── RECORD EXCERPTS ──

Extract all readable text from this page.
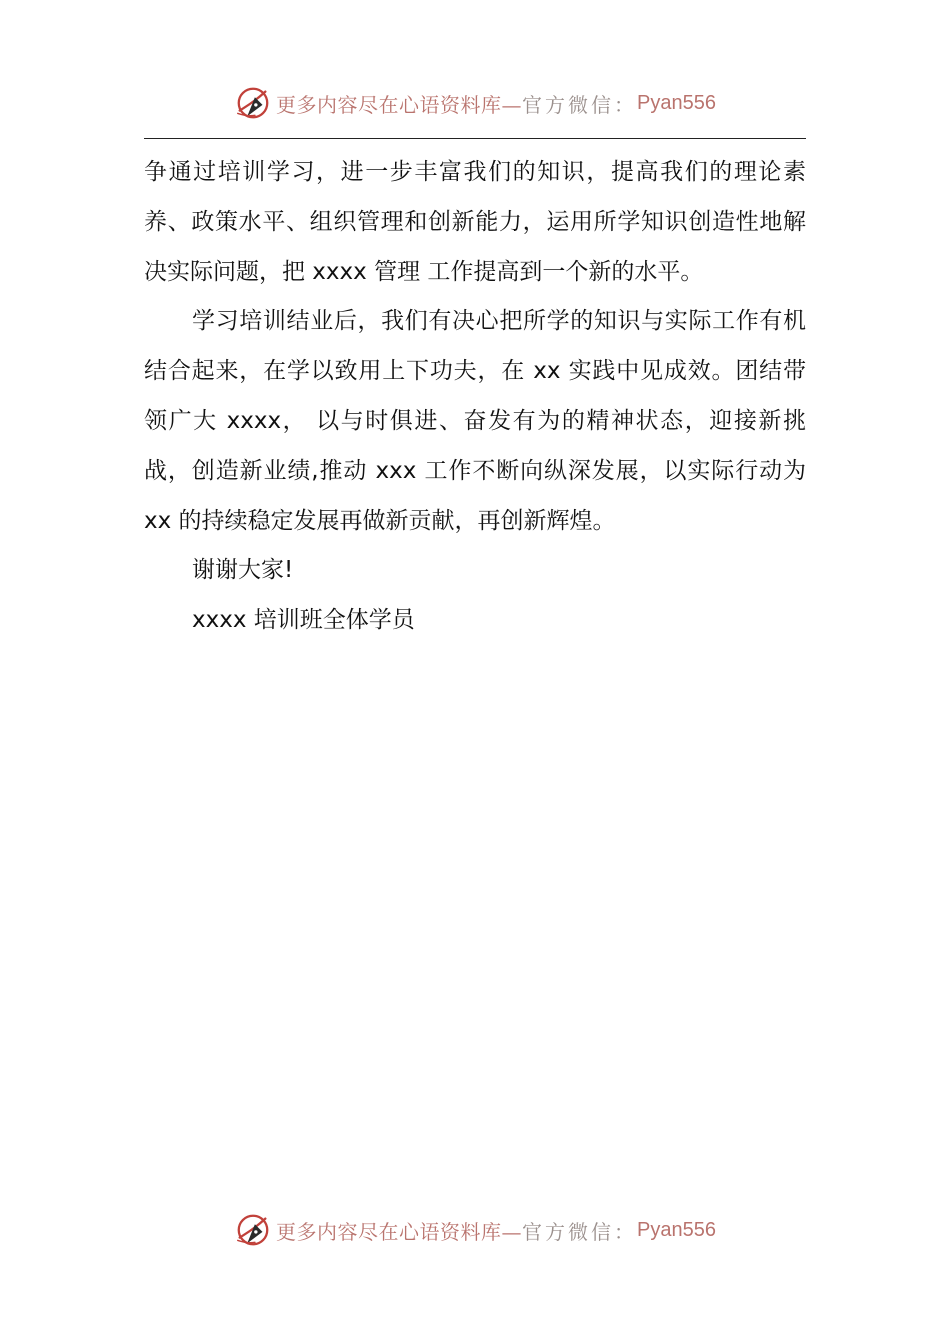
更多内容尽在心语资料库— 官方微信： Pyan556

争通过培训学习，进一步丰富我们的知识，提高我们的理论素养、政策水平、组织管理和创新能力，运用所学知识创造性地解决实际问题，把 xxxx 管理 工作提高到一个新的水平。

学习培训结业后，我们有决心把所学的知识与实际工作有机结合起来，在学以致用上下功夫，在 xx 实践中见成效。团结带领广大 xxxx， 以与时俱进、奋发有为的精神状态，迎接新挑战，创造新业绩,推动 xxx 工作不断向纵深发展，以实际行动为 xx 的持续稳定发展再做新贡献，再创新辉煌。

谢谢大家!

xxxx 培训班全体学员

更多内容尽在心语资料库— 官方微信： Pyan556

───

## PROBLEM DESCRIPTION
Go back to the records above and write them out exactly, without the pictures.

## EXERCISE SOLUTION
Extract all readable text from this page.
更多内容尽在心语资料库— 官方微信： Pyan556

争通过培训学习，进一步丰富我们的知识，提高我们的理论素养、政策水平、组织管理和创新能力，运用所学知识创造性地解决实际问题，把 xxxx 管理 工作提高到一个新的水平。

学习培训结业后，我们有决心把所学的知识与实际工作有机结合起来，在学以致用上下功夫，在 xx 实践中见成效。团结带领广大 xxxx， 以与时俱进、奋发有为的精神状态，迎接新挑战，创造新业绩,推动 xxx 工作不断向纵深发展，以实际行动为 xx 的持续稳定发展再做新贡献，再创新辉煌。

谢谢大家!

xxxx 培训班全体学员

更多内容尽在心语资料库— 官方微信： Pyan556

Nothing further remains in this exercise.